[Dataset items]
>>>>

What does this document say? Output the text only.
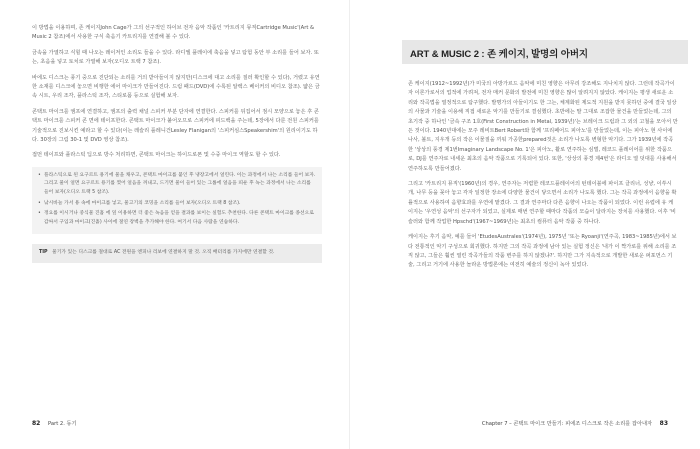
이 방법을 이용하며, 존 케이지John Cage가 그의 선구적인 하이브 전자 음악 작품인 '카트리지 뮤직Cartridge Music'(Art & Music 2 참조)에서 사용한 구식 축음기 카트리지를 연결해 볼 수 있다.

금속을 가열하고 식힐 때 나오는 레이저인 소리도 들을 수 있다. 라디엘 플레이에 축음을 넣고 탐험 동안 부 소리를 들어 보자. 또는, 초음을 넣고 토치로 가열해 보자(오디오 트랙 7 참조).

바에도 디스크는 풍기 중으로 진단되는 소리를 거의 받아들이지 않지만(디스크에 대고 소리를 질러 확인할 수 있다), 거렸고 유연한 소재를 디스크에 놓으면 비행한 에어 마이크가 만들어진다. 드럼 패드(DVD)에 수록된 알렉스 베이커의 비디오 참조). 얇은 금속 시트, 우리 조각, 플라스틱 조각, 스티로폼 등으로 실험해 보자.

콘택트 마이크를 앰프에 연결하고, 앰프의 출력 채널 스피커 부분 단자에 연결한다. 스피커를 뒤집어서 점시 모양으로 놓은 후 콘택트 마이크를 스피커 콘 면에 테이프한다. 콘택트 마이크가 붙어오므로 스피커에 피드백을 주는데, 5장에서 다룬 전원 스피커를 기술적으로 진보시킨 예라고 할 수 있다(이는 레슬리 플레니건Lesley Flanigan의 '스피커심스Speakershim'의 원리이기도 하다. 30장의 그림 30-1 및 DVD 영상 참조).

접먼 테이프와 플라스틱 딥으로 방수 처리하면, 콘택트 마이크는 하이드로폰 및 수중 마이크 역할도 할 수 있다.

• 플라스틱으로 된 요구르트 용기에 물을 채우고, 콘택트 마이크를 붙인 후 냉장고에서 얼린다. 이는 과정에서 나는 소리를 들어 보자. 그리고 물이 얼면 요구르트 용기를 찢어 얼음을 꺼내고, 드기면 물이 들어 있는 그룹에 얼음을 띄운 후 녹는 과정에서 나는 소리를 들어 보자(오디오 트랙 5 참조).

• 낚시바늘 가서 용 속에 마이크를 넣고, 물고기의 코밍을 소리를 들어 보자(오디오 트랙 8 참조).

• 정요를 이시거나 중식물 진흡 에 잎 이용하면 더 좋은 녹음을 얻을 결과를 보이는 실험도 추천한다. 다른 콘택트 마이크를 종선으로 감싸서 구입과 마이크(진흙) 사이에 절연 장벽을 추가해야 한다. 여기서 다음 사람을 연습하다.

TIP 물기가 있는 디스크를 절대로 AC 전원을 엔피나 리보에 연결하지 말 것. 오직 배터리를 가지에만 연결할 것.
82 Part 2. 동기
ART & MUSIC 2 : 존 케이지, 발명의 아버지

존 케이지(1912~1992년)가 미국의 아방가르드 음악에 미친 영향은 아무리 강조해도 지나치지 않다. 그런데 작곡가이자 이론가로서의 업적에 가려져, 전자 매커 문화의 발전에 미친 영향은 많이 알려지지 않았다. 케이지는 평생 새로운 소리와 작곡법을 열정적으로 탐구했다. 발명가의 아들이기도 한 그는, 체계화된 제도적 지원을 받지 못하던 중에 결국 일상의 사물과 기술을 이용해 직접 새로운 악기를 만들기로 결심했다. 초반에는 말 그대로 조잡한 물건을 만들었는데, 그의 초기작 중 하나인 '금속 구조 1호(First Construction in Metal, 1939년)'는 브레이크 드럼과 그 외의 고철을 모아서 만든 것이다. 1940년대에는 모주 레비트Bert Robert와 함께 '프리페어드 피아노'를 만들었는데, 이는 피아노 현 사이에 나사, 볼트, 지우개 등의 작은 이물질을 끼워 가공한prepared것은 소리가 나도록 변형한 악기다. 그가 1939년에 작곡한 '상상의 풍경 제1번Imaginary Landscape No. 1'은 피아노, 활로 연주하는 심벌, 레코드 플레이어를 위한 작품으로, DJ를 연주자로 내세운 최초의 음악 작품으로 기록되어 있다. 또한, '상상의 풍경 제4번'은 라디오 열 덧대를 사용해서 연주하도록 만들어졌다.

그리고 '카트리지 뮤직'(1960년)의 경우, 연주자는 저렴한 레코드플레이어의 턴테이블에 파이프 클리너, 성냥, 이쑤시개, 나무 등을 꽂아 놓고 각자 일정한 장소에 다양한 물건이 닿으면서 소리가 나도록 했다. 그는 작곡 과정에서 음향을 확률적으로 사용하여 음향효과를 우연에 맡겼다. 그 결과 연주마다 다른 음향이 나오는 작품이 되었다. 이런 유럽에 유 케이지는 '우연성 음악'의 선구자가 되었고, 실제로 매번 연주할 때마다 작품의 모습이 달라지는 장치를 사용했다. 이후 '비슬러와 함께 작업한 Hpschd'(1967~1969년)는 최초의 컴퓨터 음악 작품 중 하나다.

케이지는 후기 음악, 예를 들어 'EtudesAustrales'(1974년), 1975년 '또는 Ryoanji'(연주곡, 1983~1985년)에서 보다 전통적인 악기 구성으로 회귀했다. 하지만 그의 작곡 과정에 남아 있는 실험 정신은 '내가 이 짝가로를 위해 소리를 조직 않고, 그들은 훨씬 열린 작곡가들의 작품 변주를 하지 않겠냐?'. 하지만 그가 지속적으로 개발한 새로운 퍼포먼스 기술, 그리고 거기에 사용한 놀라운 방법론에는 여전히 예술의 정신이 녹아 있었다.

Chapter 7 – 콘택트 마이크 만들기: 피에조 디스크로 작은 소리를 잡아내자 83
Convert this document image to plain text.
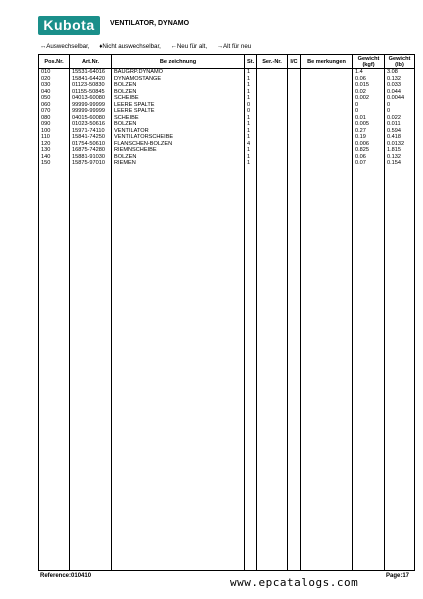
Kubota	VENTILATOR, DYNAMO
↔Auswechselbar, ♦Nicht auswechselbar, ←Neu für alt, →Alt für neu
Pos.Nr.	Art.Nr.	Be zeichnung	St.	Ser.-Nr.	I/C	Be merkungen	Gewicht (kgf)	Gewicht (lb)
010	15531-64016	BAUGRP.DYNAMO	1				1.4	3.08
020	15841-64420	DYNAMOSTANGE	1				0.06	0.132
030	01123-50830	BOLZEN	1				0.015	0.033
040	01155-50845	BOLZEN	1				0.02	0.044
050	04013-60080	SCHEIBE	1				0.002	0.0044
060	99999-99999	LEERE SPALTE	0				0	0
070	99999-99999	LEERE SPALTE	0				0	0
080	04015-60080	SCHEIBE	1				0.01	0.022
090	01023-50616	BOLZEN	1				0.005	0.011
100	15971-74110	VENTILATOR	1				0.27	0.594
110	15841-74250	VENTILATORSCHEIBE	1				0.19	0.418
120	01754-50610	FLANSCHEN-BOLZEN	4				0.006	0.0132
130	16875-74280	RIEMNSCHEIBE	1				0.825	1.815
140	15881-91030	BOLZEN	1				0.06	0.132
150	15875-97010	RIEMEN	1				0.07	0.154

Reference:010410	www.epcatalogs.com	Page:17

<<<<

WRITTEN INSTRUCTION » Reproduce each entry verbatim, excluding any embedded images.

EXERCISE OUTPUT »
What does this document say? Output the text only.
이 방법을 이용하며, 존 케이지John Cage가 그의 선구적인 하이브 전자 음악 작품인 '카트리지 뮤직Cartridge Music'(Art & Music 2 참조)에서 사용한 구식 축음기 카트리지를 연결해 볼 수 있다.

금속을 가열하고 식힐 때 나오는 레이저인 소리도 들을 수 있다. 라디엘 플레이에 축음을 넣고 탐험 동안 부 소리를 들어 보자. 또는, 초음을 넣고 토치로 가열해 보자(오디오 트랙 7 참조).

바에도 디스크는 풍기 중으로 진단되는 소리를 거의 받아들이지 않지만(디스크에 대고 소리를 질러 확인할 수 있다), 거렸고 유연한 소재를 디스크에 놓으면 비행한 에어 마이크가 만들어진다. 드럼 패드(DVD)에 수록된 알렉스 베이커의 비디오 참조). 얇은 금속 시트, 우리 조각, 플라스틱 조각, 스티로폼 등으로 실험해 보자.

콘택트 마이크를 앰프에 연결하고, 앰프의 출력 채널 스피커 부분 단자에 연결한다. 스피커를 뒤집어서 점시 모양으로 놓은 후 콘택트 마이크를 스피커 콘 면에 테이프한다. 콘택트 마이크가 붙어오므로 스피커에 피드백을 주는데, 5장에서 다룬 전원 스피커를 기술적으로 진보시킨 예라고 할 수 있다(이는 레슬리 플레니건Lesley Flanigan의 '스피커심스Speakershim'의 원리이기도 하다. 30장의 그림 30-1 및 DVD 영상 참조).

접먼 테이프와 플라스틱 딥으로 방수 처리하면, 콘택트 마이크는 하이드로폰 및 수중 마이크 역할도 할 수 있다.

• 플라스틱으로 된 요구르트 용기에 물을 채우고, 콘택트 마이크를 붙인 후 냉장고에서 얼린다. 이는 과정에서 나는 소리를 들어 보자. 그리고 물이 얼면 요구르트 용기를 찢어 얼음을 꺼내고, 드기면 물이 들어 있는 그룹에 얼음을 띄운 후 녹는 과정에서 나는 소리를 들어 보자(오디오 트랙 5 참조).

• 낚시바늘 가서 용 속에 마이크를 넣고, 물고기의 코밍을 소리를 들어 보자(오디오 트랙 8 참조).

• 정요를 이시거나 중식물 진흡 에 잎 이용하면 더 좋은 녹음을 얻을 결과를 보이는 실험도 추천한다. 다른 콘택트 마이크를 종선으로 감싸서 구입과 마이크(진흙) 사이에 절연 장벽을 추가해야 한다. 여기서 다음 사람을 연습하다.

TIP 물기가 있는 디스크를 절대로 AC 전원을 엔피나 리보에 연결하지 말 것. 오직 배터리를 가지에만 연결할 것.
82 Part 2. 동기
ART & MUSIC 2 : 존 케이지, 발명의 아버지

존 케이지(1912~1992년)가 미국의 아방가르드 음악에 미친 영향은 아무리 강조해도 지나치지 않다. 그런데 작곡가이자 이론가로서의 업적에 가려져, 전자 매커 문화의 발전에 미친 영향은 많이 알려지지 않았다. 케이지는 평생 새로운 소리와 작곡법을 열정적으로 탐구했다. 발명가의 아들이기도 한 그는, 체계화된 제도적 지원을 받지 못하던 중에 결국 일상의 사물과 기술을 이용해 직접 새로운 악기를 만들기로 결심했다. 초반에는 말 그대로 조잡한 물건을 만들었는데, 그의 초기작 중 하나인 '금속 구조 1호(First Construction in Metal, 1939년)'는 브레이크 드럼과 그 외의 고철을 모아서 만든 것이다. 1940년대에는 모주 레비트Bert Robert와 함께 '프리페어드 피아노'를 만들었는데, 이는 피아노 현 사이에 나사, 볼트, 지우개 등의 작은 이물질을 끼워 가공한prepared것은 소리가 나도록 변형한 악기다. 그가 1939년에 작곡한 '상상의 풍경 제1번Imaginary Landscape No. 1'은 피아노, 활로 연주하는 심벌, 레코드 플레이어를 위한 작품으로, DJ를 연주자로 내세운 최초의 음악 작품으로 기록되어 있다. 또한, '상상의 풍경 제4번'은 라디오 열 덧대를 사용해서 연주하도록 만들어졌다.

그리고 '카트리지 뮤직'(1960년)의 경우, 연주자는 저렴한 레코드플레이어의 턴테이블에 파이프 클리너, 성냥, 이쑤시개, 나무 등을 꽂아 놓고 각자 일정한 장소에 다양한 물건이 닿으면서 소리가 나도록 했다. 그는 작곡 과정에서 음향을 확률적으로 사용하여 음향효과를 우연에 맡겼다. 그 결과 연주마다 다른 음향이 나오는 작품이 되었다. 이런 유럽에 유 케이지는 '우연성 음악'의 선구자가 되었고, 실제로 매번 연주할 때마다 작품의 모습이 달라지는 장치를 사용했다. 이후 '비슬러와 함께 작업한 Hpschd'(1967~1969년)는 최초의 컴퓨터 음악 작품 중 하나다.

케이지는 후기 음악, 예를 들어 'EtudesAustrales'(1974년), 1975년 '또는 Ryoanji'(연주곡, 1983~1985년)에서 보다 전통적인 악기 구성으로 회귀했다. 하지만 그의 작곡 과정에 남아 있는 실험 정신은 '내가 이 짝가로를 위해 소리를 조직 않고, 그들은 훨씬 열린 작곡가들의 작품 변주를 하지 않겠냐?'. 하지만 그가 지속적으로 개발한 새로운 퍼포먼스 기술, 그리고 거기에 사용한 놀라운 방법론에는 여전히 예술의 정신이 녹아 있었다.

Chapter 7 – 콘택트 마이크 만들기: 피에조 디스크로 작은 소리를 잡아내자 83
Convert this document image to plain text.
Kubota	VENTILATOR, DYNAMO
↔Auswechselbar, ♦Nicht auswechselbar, ←Neu für alt, →Alt für neu
Pos.Nr.	Art.Nr.	Be zeichnung	St.	Ser.-Nr.	I/C	Be merkungen	Gewicht (kgf)	Gewicht (lb)
010	15531-64016	BAUGRP.DYNAMO	1				1.4	3.08
020	15841-64420	DYNAMOSTANGE	1				0.06	0.132
030	01123-50830	BOLZEN	1				0.015	0.033
040	01155-50845	BOLZEN	1				0.02	0.044
050	04013-60080	SCHEIBE	1				0.002	0.0044
060	99999-99999	LEERE SPALTE	0				0	0
070	99999-99999	LEERE SPALTE	0				0	0
080	04015-60080	SCHEIBE	1				0.01	0.022
090	01023-50616	BOLZEN	1				0.005	0.011
100	15971-74110	VENTILATOR	1				0.27	0.594
110	15841-74250	VENTILATORSCHEIBE	1				0.19	0.418
120	01754-50610	FLANSCHEN-BOLZEN	4				0.006	0.0132
130	16875-74280	RIEMNSCHEIBE	1				0.825	1.815
140	15881-91030	BOLZEN	1				0.06	0.132
150	15875-97010	RIEMEN	1				0.07	0.154

Reference:010410	www.epcatalogs.com	Page:17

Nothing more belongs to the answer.